● TEXT EXTRACT
-*-*-

Wisconsin Alumni Research Foundation

Lower Cost Motor for Electric Vehicles
WARF: P120242US01

Inventors: Robert Lorenz, Natee Limsuwan, Takashi Kato

The Wisconsin Alumni Research Foundation (WARF) is seeking commercial partners interested in developing a variable flux intensified motor design that obtains stable torque without expensive permanent magnet material.
A class of electric machine called an interior permanent magnet (IPM) can be used as a motor inside the wheel rotor of electric or hybrid-electric vehicles to power the wheels. One of the largest costs in an IPM machine is the thick, high-coercivity magnets. This material cost has doubled in recent years.

To enable a lower cost motor, UW–Madison researchers have pioneered a design that uses a Flux Intensified (FI) control approach, rather than the conventional Flux Weakened (FW) approach. Their design uses less permanent magnet material and, unlike typical FW systems which are made to run at high speed and low torque, is applicable to new vehicles that run at low/modest speeds but require higher torque.

-*-*-

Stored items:
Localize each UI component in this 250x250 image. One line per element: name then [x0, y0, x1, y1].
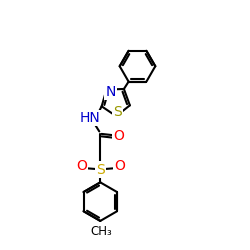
Text: O: O: [76, 159, 87, 173]
Text: S: S: [113, 105, 122, 119]
Text: S: S: [96, 162, 105, 176]
Text: O: O: [113, 129, 124, 143]
Text: HN: HN: [80, 111, 101, 125]
Text: N: N: [105, 84, 116, 98]
Text: CH₃: CH₃: [91, 225, 112, 238]
Text: O: O: [114, 159, 125, 173]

-*-*-

● CHALLENGES
**a)** Name every inventor credited in the WARF motor listing.
**b)** In the WARF motor listing, what has happened to the cost of the magnet material in IPM machines in recent years?
**c)** Recast the paragraph of the WARF motor listing that begins "To enable a lower cost motor" as a brief bulleted list that keeps its main facts.

● RESULTS BY TASK
**a)** Robert Lorenz, Natee Limsuwan, Takashi Kato

**b)** It has doubled.

**c)**
- UW–Madison researchers developed a lower-cost motor design.
- It uses a Flux Intensified (FI) control approach instead of the conventional Flux Weakened (FW) approach.
- It requires less permanent magnet material.
- Typical FW systems are built for high speed and low torque, but this design suits new vehicles that run at low to modest speeds and need higher torque.